§ The problem
Copy all entries without alteration and skip the pictures they hold.

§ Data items
## start

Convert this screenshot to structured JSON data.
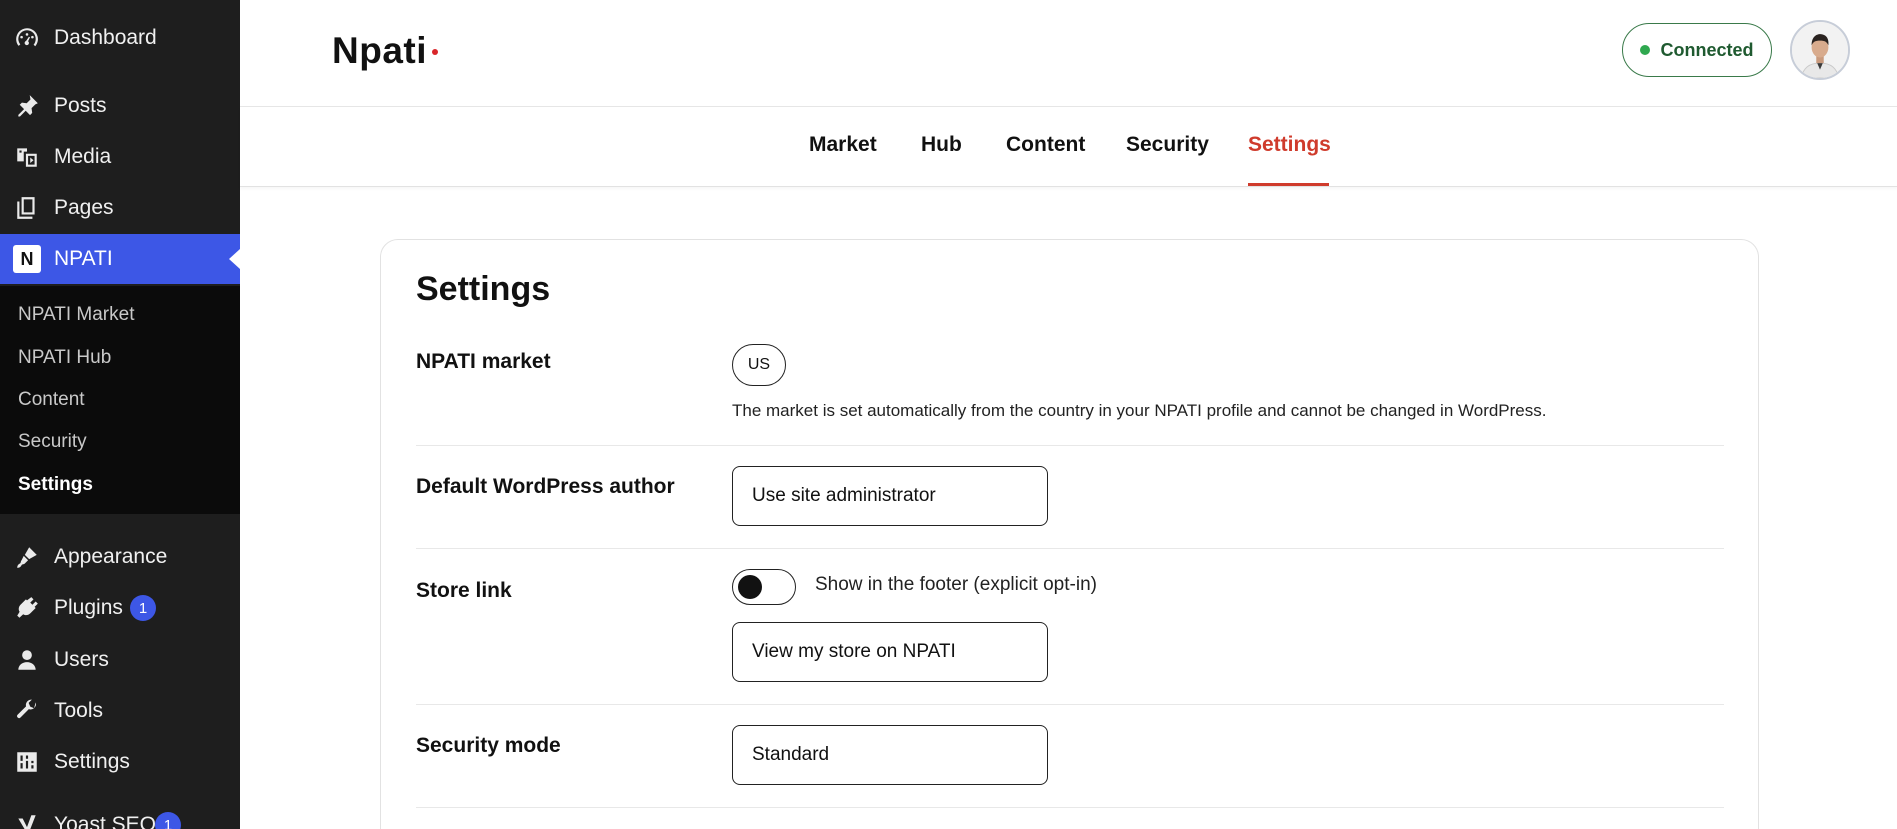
{
  "sidebar": {
    "menu": [
      {
        "label": "Dashboard",
        "icon": "dashboard-icon"
      },
      {
        "label": "Posts",
        "icon": "pin-icon"
      },
      {
        "label": "Media",
        "icon": "media-icon"
      },
      {
        "label": "Pages",
        "icon": "pages-icon"
      },
      {
        "label": "NPATI",
        "icon": "npati-logo-icon",
        "logo_letter": "N"
      },
      {
        "label": "Appearance",
        "icon": "brush-icon"
      },
      {
        "label": "Plugins",
        "icon": "plug-icon",
        "badge": "1"
      },
      {
        "label": "Users",
        "icon": "user-icon"
      },
      {
        "label": "Tools",
        "icon": "wrench-icon"
      },
      {
        "label": "Settings",
        "icon": "sliders-icon"
      },
      {
        "label": "Yoast SEO",
        "icon": "yoast-icon",
        "badge": "1"
      }
    ],
    "submenu": [
      "NPATI Market",
      "NPATI Hub",
      "Content",
      "Security",
      "Settings"
    ],
    "active_color": "#3d57e6"
  },
  "header": {
    "brand": "Npati",
    "brand_dot_color": "#d9262a",
    "status": "Connected",
    "status_color": "#2fa84f"
  },
  "tabs": [
    {
      "label": "Market"
    },
    {
      "label": "Hub"
    },
    {
      "label": "Content"
    },
    {
      "label": "Security"
    },
    {
      "label": "Settings",
      "active": true
    }
  ],
  "settings": {
    "title": "Settings",
    "market": {
      "label": "NPATI market",
      "value": "US",
      "help": "The market is set automatically from the country in your NPATI profile and cannot be changed in WordPress."
    },
    "author": {
      "label": "Default WordPress author",
      "value": "Use site administrator"
    },
    "store_link": {
      "label": "Store link",
      "toggle_label": "Show in the footer (explicit opt-in)",
      "toggle_on": false,
      "link_text": "View my store on NPATI"
    },
    "security_mode": {
      "label": "Security mode",
      "value": "Standard"
    }
  },
  "accent_color": "#cf3b2c"
}
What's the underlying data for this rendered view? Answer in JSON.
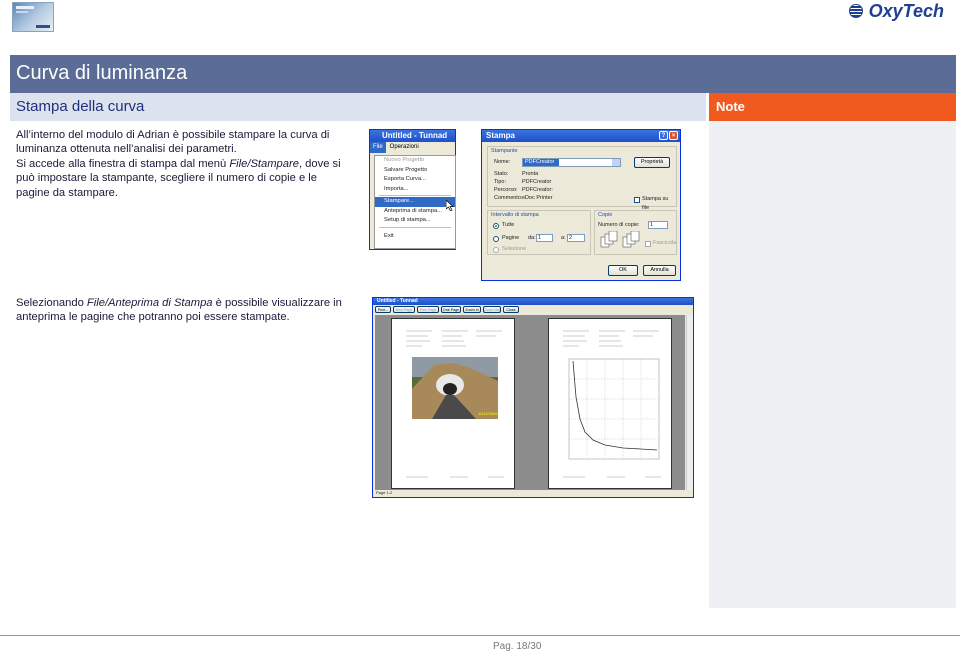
{
  "header": {
    "brand": "OxyTech",
    "logo_text": "OxyTech"
  },
  "slide": {
    "title": "Curva di luminanza",
    "subtitle": "Stampa della curva",
    "note_label": "Note",
    "para1_line1": "All’interno del modulo di Adrian è possibile stampare la curva di",
    "para1_line2": "luminanza ottenuta nell’analisi dei parametri.",
    "para2_line1_a": "Si accede alla finestra di stampa dal menù ",
    "para2_line1_em": "File/Stampare",
    "para2_line1_b": ", dove si",
    "para2_line2": "può impostare la stampante, scegliere il numero di copie e le",
    "para2_line3": "pagine da stampare.",
    "para3_line1_a": "Selezionando ",
    "para3_line1_em": "File/Anteprima di Stampa",
    "para3_line1_b": " è possibile visualizzare in",
    "para3_line2": "anteprima le pagine che potranno poi essere stampate."
  },
  "menu_window": {
    "title": "Untitled - Tunnad",
    "menu_file": "File",
    "menu_ops": "Operazioni",
    "items": [
      "Nuovo Progetto",
      "Salvare Progetto",
      "Esporta Curva...",
      "Importa...",
      "Stampare...",
      "Anteprima di stampa...",
      "Setup di stampa...",
      "Exit"
    ]
  },
  "print_dialog": {
    "title": "Stampa",
    "group_printer": "Stampante",
    "name_label": "Nome:",
    "name_value": "PDFCreator",
    "properties_btn": "Proprietà",
    "status_label": "Stato:",
    "status_value": "Pronta",
    "type_label": "Tipo:",
    "type_value": "PDFCreator",
    "path_label": "Percorso:",
    "path_value": "PDFCreator:",
    "comment_label": "Commento:",
    "comment_value": "eDoc Printer",
    "print_to_file": "Stampa su file",
    "range_group": "Intervallo di stampa",
    "all_option": "Tutte",
    "pages_option": "Pagine",
    "from_label": "da:",
    "from_value": "1",
    "to_label": "a:",
    "to_value": "2",
    "selection_option": "Selezione",
    "copies_group": "Copie",
    "copies_label": "Numero di copie:",
    "copies_value": "1",
    "collate": "Fascicola",
    "ok_btn": "OK",
    "cancel_btn": "Annulla"
  },
  "preview_window": {
    "title": "Untitled - Tunnad",
    "toolbar": [
      "Print...",
      "Next Page",
      "Prev Page",
      "One Page",
      "Zoom In",
      "Zoom Out",
      "Close"
    ],
    "photo_date": "11/11/2009",
    "status": "Page 1-2"
  },
  "footer": {
    "page": "Pag. 18/30"
  },
  "colors": {
    "title_bar": "#5b6d96",
    "subtitle_bar": "#dde3ee",
    "note_bar": "#f15a1e",
    "brand": "#1f3f8f"
  }
}
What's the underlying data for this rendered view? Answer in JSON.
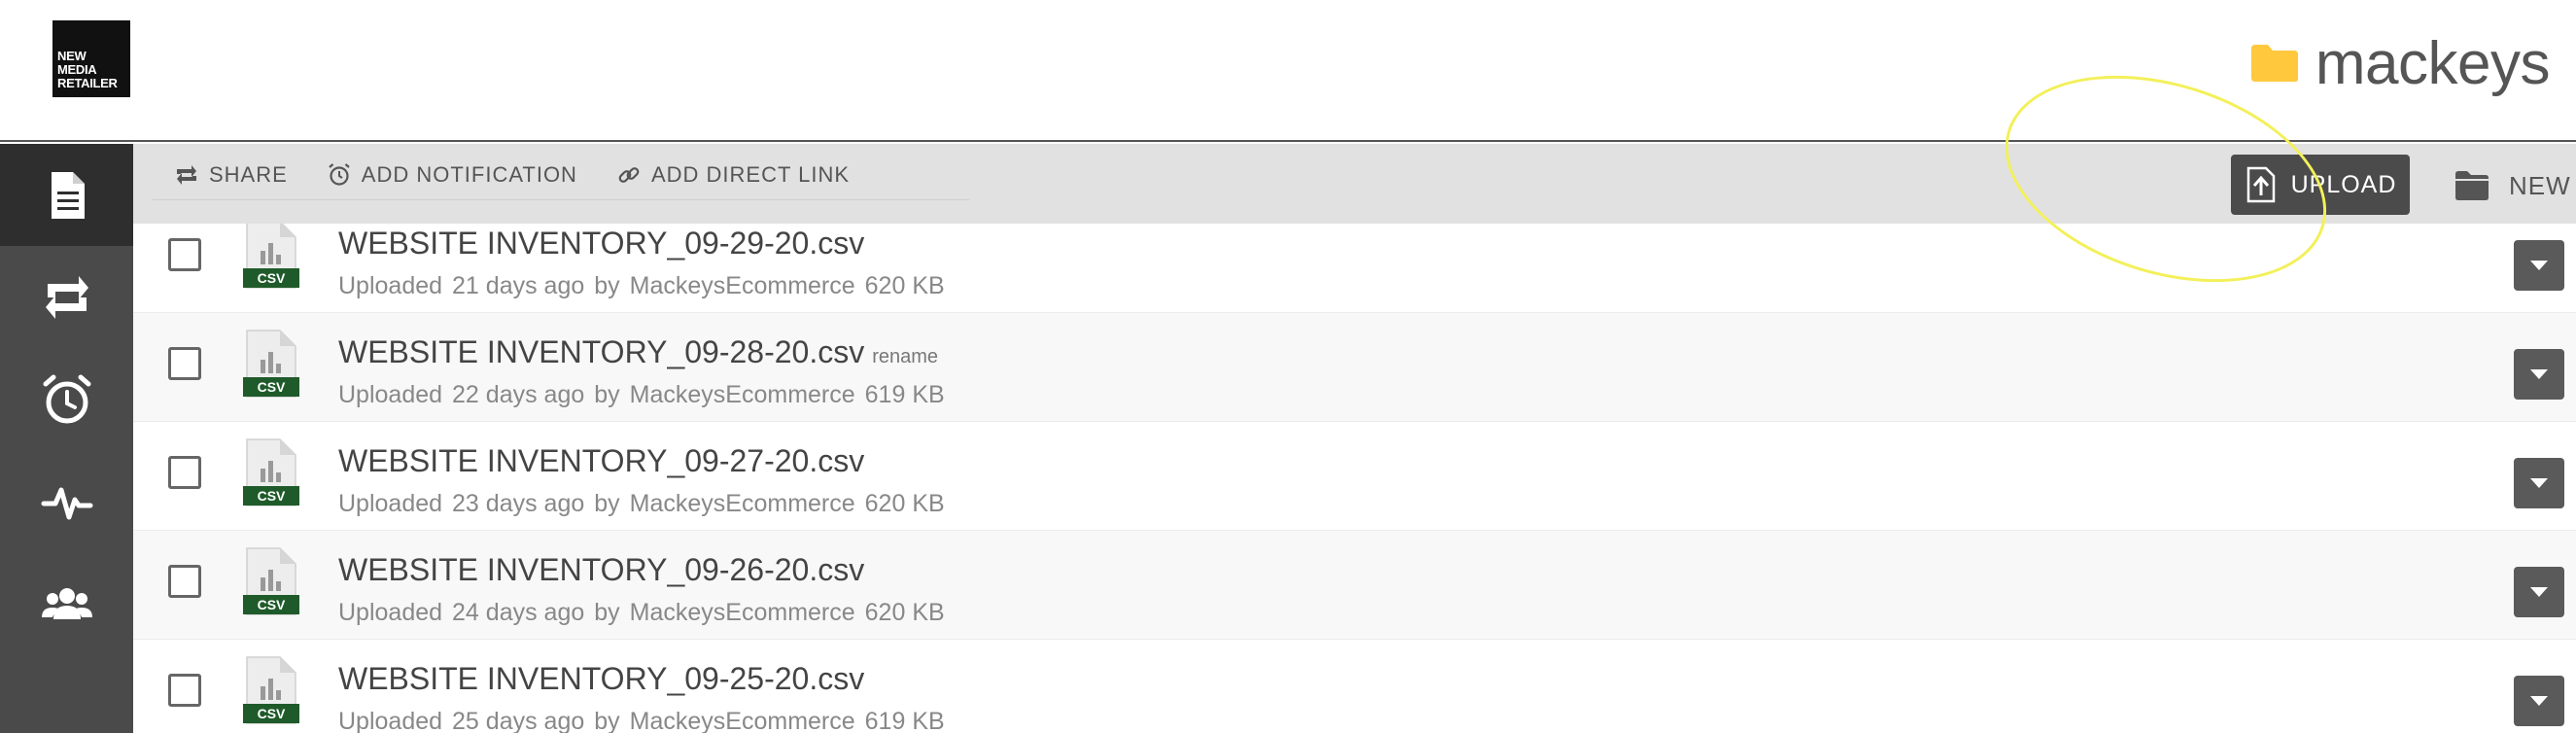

## end

§ Result
Convert this screenshot to structured JSON data.
{
  "sidebar": {
    "menu": [
      {
        "label": "Dashboard",
        "icon": "dashboard-icon"
      },
      {
        "label": "Posts",
        "icon": "pin-icon"
      },
      {
        "label": "Media",
        "icon": "media-icon"
      },
      {
        "label": "Pages",
        "icon": "pages-icon"
      },
      {
        "label": "NPATI",
        "icon": "npati-logo-icon",
        "logo_letter": "N"
      },
      {
        "label": "Appearance",
        "icon": "brush-icon"
      },
      {
        "label": "Plugins",
        "icon": "plug-icon",
        "badge": "1"
      },
      {
        "label": "Users",
        "icon": "user-icon"
      },
      {
        "label": "Tools",
        "icon": "wrench-icon"
      },
      {
        "label": "Settings",
        "icon": "sliders-icon"
      },
      {
        "label": "Yoast SEO",
        "icon": "yoast-icon",
        "badge": "1"
      }
    ],
    "submenu": [
      "NPATI Market",
      "NPATI Hub",
      "Content",
      "Security",
      "Settings"
    ],
    "active_color": "#3d57e6"
  },
  "header": {
    "brand": "Npati",
    "brand_dot_color": "#d9262a",
    "status": "Connected",
    "status_color": "#2fa84f"
  },
  "tabs": [
    {
      "label": "Market"
    },
    {
      "label": "Hub"
    },
    {
      "label": "Content"
    },
    {
      "label": "Security"
    },
    {
      "label": "Settings",
      "active": true
    }
  ],
  "settings": {
    "title": "Settings",
    "market": {
      "label": "NPATI market",
      "value": "US",
      "help": "The market is set automatically from the country in your NPATI profile and cannot be changed in WordPress."
    },
    "author": {
      "label": "Default WordPress author",
      "value": "Use site administrator"
    },
    "store_link": {
      "label": "Store link",
      "toggle_label": "Show in the footer (explicit opt-in)",
      "toggle_on": false,
      "link_text": "View my store on NPATI"
    },
    "security_mode": {
      "label": "Security mode",
      "value": "Standard"
    }
  },
  "accent_color": "#cf3b2c"
}
What's the underlying data for this rendered view? Answer in JSON.
{
  "header": {
    "brand": "OxyTech",
    "logo_text": "OxyTech"
  },
  "slide": {
    "title": "Curva di luminanza",
    "subtitle": "Stampa della curva",
    "note_label": "Note",
    "para1_line1": "All’interno del modulo di Adrian è possibile stampare la curva di",
    "para1_line2": "luminanza ottenuta nell’analisi dei parametri.",
    "para2_line1_a": "Si accede alla finestra di stampa dal menù ",
    "para2_line1_em": "File/Stampare",
    "para2_line1_b": ", dove si",
    "para2_line2": "può impostare la stampante, scegliere il numero di copie e le",
    "para2_line3": "pagine da stampare.",
    "para3_line1_a": "Selezionando ",
    "para3_line1_em": "File/Anteprima di Stampa",
    "para3_line1_b": " è possibile visualizzare in",
    "para3_line2": "anteprima le pagine che potranno poi essere stampate."
  },
  "menu_window": {
    "title": "Untitled - Tunnad",
    "menu_file": "File",
    "menu_ops": "Operazioni",
    "items": [
      "Nuovo Progetto",
      "Salvare Progetto",
      "Esporta Curva...",
      "Importa...",
      "Stampare...",
      "Anteprima di stampa...",
      "Setup di stampa...",
      "Exit"
    ]
  },
  "print_dialog": {
    "title": "Stampa",
    "group_printer": "Stampante",
    "name_label": "Nome:",
    "name_value": "PDFCreator",
    "properties_btn": "Proprietà",
    "status_label": "Stato:",
    "status_value": "Pronta",
    "type_label": "Tipo:",
    "type_value": "PDFCreator",
    "path_label": "Percorso:",
    "path_value": "PDFCreator:",
    "comment_label": "Commento:",
    "comment_value": "eDoc Printer",
    "print_to_file": "Stampa su file",
    "range_group": "Intervallo di stampa",
    "all_option": "Tutte",
    "pages_option": "Pagine",
    "from_label": "da:",
    "from_value": "1",
    "to_label": "a:",
    "to_value": "2",
    "selection_option": "Selezione",
    "copies_group": "Copie",
    "copies_label": "Numero di copie:",
    "copies_value": "1",
    "collate": "Fascicola",
    "ok_btn": "OK",
    "cancel_btn": "Annulla"
  },
  "preview_window": {
    "title": "Untitled - Tunnad",
    "toolbar": [
      "Print...",
      "Next Page",
      "Prev Page",
      "One Page",
      "Zoom In",
      "Zoom Out",
      "Close"
    ],
    "photo_date": "11/11/2009",
    "status": "Page 1-2"
  },
  "footer": {
    "page": "Pag. 18/30"
  },
  "colors": {
    "title_bar": "#5b6d96",
    "subtitle_bar": "#dde3ee",
    "note_bar": "#f15a1e",
    "brand": "#1f3f8f"
  }
}
What's the underlying data for this rendered view? Answer in JSON.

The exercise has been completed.